Recorded data:
——
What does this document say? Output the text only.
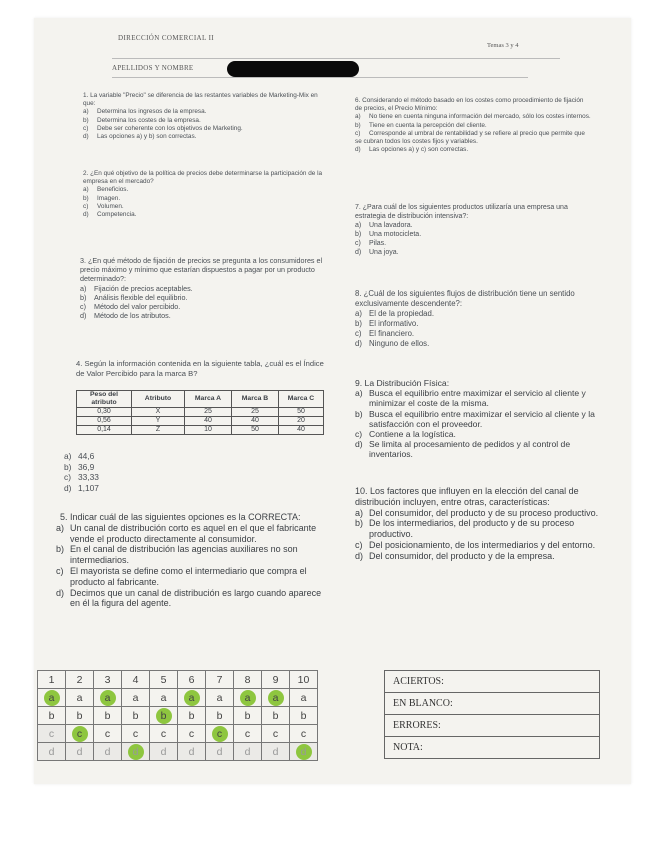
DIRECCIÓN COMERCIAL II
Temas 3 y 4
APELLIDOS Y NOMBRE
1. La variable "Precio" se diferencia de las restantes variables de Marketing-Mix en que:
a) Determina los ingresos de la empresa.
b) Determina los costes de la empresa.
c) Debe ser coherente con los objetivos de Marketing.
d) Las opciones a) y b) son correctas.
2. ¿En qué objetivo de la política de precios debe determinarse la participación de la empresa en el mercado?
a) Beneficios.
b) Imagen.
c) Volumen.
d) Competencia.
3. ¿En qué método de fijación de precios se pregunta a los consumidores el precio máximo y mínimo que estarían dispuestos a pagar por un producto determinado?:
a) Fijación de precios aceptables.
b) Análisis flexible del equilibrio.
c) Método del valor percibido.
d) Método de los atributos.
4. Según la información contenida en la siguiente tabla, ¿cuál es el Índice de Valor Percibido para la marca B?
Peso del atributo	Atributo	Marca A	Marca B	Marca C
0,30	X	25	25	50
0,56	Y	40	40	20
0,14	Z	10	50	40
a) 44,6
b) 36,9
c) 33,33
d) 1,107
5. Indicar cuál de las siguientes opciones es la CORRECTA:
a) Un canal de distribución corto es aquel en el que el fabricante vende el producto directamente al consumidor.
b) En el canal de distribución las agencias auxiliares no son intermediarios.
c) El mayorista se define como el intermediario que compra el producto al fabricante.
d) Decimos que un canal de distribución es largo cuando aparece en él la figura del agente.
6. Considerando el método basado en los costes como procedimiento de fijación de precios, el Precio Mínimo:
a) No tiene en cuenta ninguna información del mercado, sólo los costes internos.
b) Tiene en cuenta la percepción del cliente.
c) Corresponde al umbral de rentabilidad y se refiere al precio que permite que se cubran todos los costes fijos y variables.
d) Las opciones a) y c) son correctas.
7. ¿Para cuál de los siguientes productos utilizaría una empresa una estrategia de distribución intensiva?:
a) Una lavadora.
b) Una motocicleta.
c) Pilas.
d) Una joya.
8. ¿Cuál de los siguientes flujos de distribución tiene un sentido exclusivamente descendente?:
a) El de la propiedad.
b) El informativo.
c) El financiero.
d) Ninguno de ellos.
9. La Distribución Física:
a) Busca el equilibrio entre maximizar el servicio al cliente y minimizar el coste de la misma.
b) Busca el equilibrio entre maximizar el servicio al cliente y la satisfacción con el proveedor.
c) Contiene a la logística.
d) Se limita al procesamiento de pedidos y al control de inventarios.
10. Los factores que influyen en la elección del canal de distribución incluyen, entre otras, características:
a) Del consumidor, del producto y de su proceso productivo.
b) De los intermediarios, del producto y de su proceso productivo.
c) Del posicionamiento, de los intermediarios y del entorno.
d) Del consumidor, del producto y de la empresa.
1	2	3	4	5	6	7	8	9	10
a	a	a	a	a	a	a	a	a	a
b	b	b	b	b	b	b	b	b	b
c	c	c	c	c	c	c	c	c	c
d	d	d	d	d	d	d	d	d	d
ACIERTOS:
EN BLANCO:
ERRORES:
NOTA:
——
All of the entries need to be transcribed word for word; pictures are left out.

• Exercise answer
What does this document say? Output the text only.
DIRECCIÓN COMERCIAL II
Temas 3 y 4
APELLIDOS Y NOMBRE
1. La variable "Precio" se diferencia de las restantes variables de Marketing-Mix en que:
a) Determina los ingresos de la empresa.
b) Determina los costes de la empresa.
c) Debe ser coherente con los objetivos de Marketing.
d) Las opciones a) y b) son correctas.
2. ¿En qué objetivo de la política de precios debe determinarse la participación de la empresa en el mercado?
a) Beneficios.
b) Imagen.
c) Volumen.
d) Competencia.
3. ¿En qué método de fijación de precios se pregunta a los consumidores el precio máximo y mínimo que estarían dispuestos a pagar por un producto determinado?:
a) Fijación de precios aceptables.
b) Análisis flexible del equilibrio.
c) Método del valor percibido.
d) Método de los atributos.
4. Según la información contenida en la siguiente tabla, ¿cuál es el Índice de Valor Percibido para la marca B?
Peso del atributo	Atributo	Marca A	Marca B	Marca C
0,30	X	25	25	50
0,56	Y	40	40	20
0,14	Z	10	50	40
a) 44,6
b) 36,9
c) 33,33
d) 1,107
5. Indicar cuál de las siguientes opciones es la CORRECTA:
a) Un canal de distribución corto es aquel en el que el fabricante vende el producto directamente al consumidor.
b) En el canal de distribución las agencias auxiliares no son intermediarios.
c) El mayorista se define como el intermediario que compra el producto al fabricante.
d) Decimos que un canal de distribución es largo cuando aparece en él la figura del agente.
6. Considerando el método basado en los costes como procedimiento de fijación de precios, el Precio Mínimo:
a) No tiene en cuenta ninguna información del mercado, sólo los costes internos.
b) Tiene en cuenta la percepción del cliente.
c) Corresponde al umbral de rentabilidad y se refiere al precio que permite que se cubran todos los costes fijos y variables.
d) Las opciones a) y c) son correctas.
7. ¿Para cuál de los siguientes productos utilizaría una empresa una estrategia de distribución intensiva?:
a) Una lavadora.
b) Una motocicleta.
c) Pilas.
d) Una joya.
8. ¿Cuál de los siguientes flujos de distribución tiene un sentido exclusivamente descendente?:
a) El de la propiedad.
b) El informativo.
c) El financiero.
d) Ninguno de ellos.
9. La Distribución Física:
a) Busca el equilibrio entre maximizar el servicio al cliente y minimizar el coste de la misma.
b) Busca el equilibrio entre maximizar el servicio al cliente y la satisfacción con el proveedor.
c) Contiene a la logística.
d) Se limita al procesamiento de pedidos y al control de inventarios.
10. Los factores que influyen en la elección del canal de distribución incluyen, entre otras, características:
a) Del consumidor, del producto y de su proceso productivo.
b) De los intermediarios, del producto y de su proceso productivo.
c) Del posicionamiento, de los intermediarios y del entorno.
d) Del consumidor, del producto y de la empresa.
1	2	3	4	5	6	7	8	9	10
a	a	a	a	a	a	a	a	a	a
b	b	b	b	b	b	b	b	b	b
c	c	c	c	c	c	c	c	c	c
d	d	d	d	d	d	d	d	d	d
ACIERTOS:
EN BLANCO:
ERRORES:
NOTA:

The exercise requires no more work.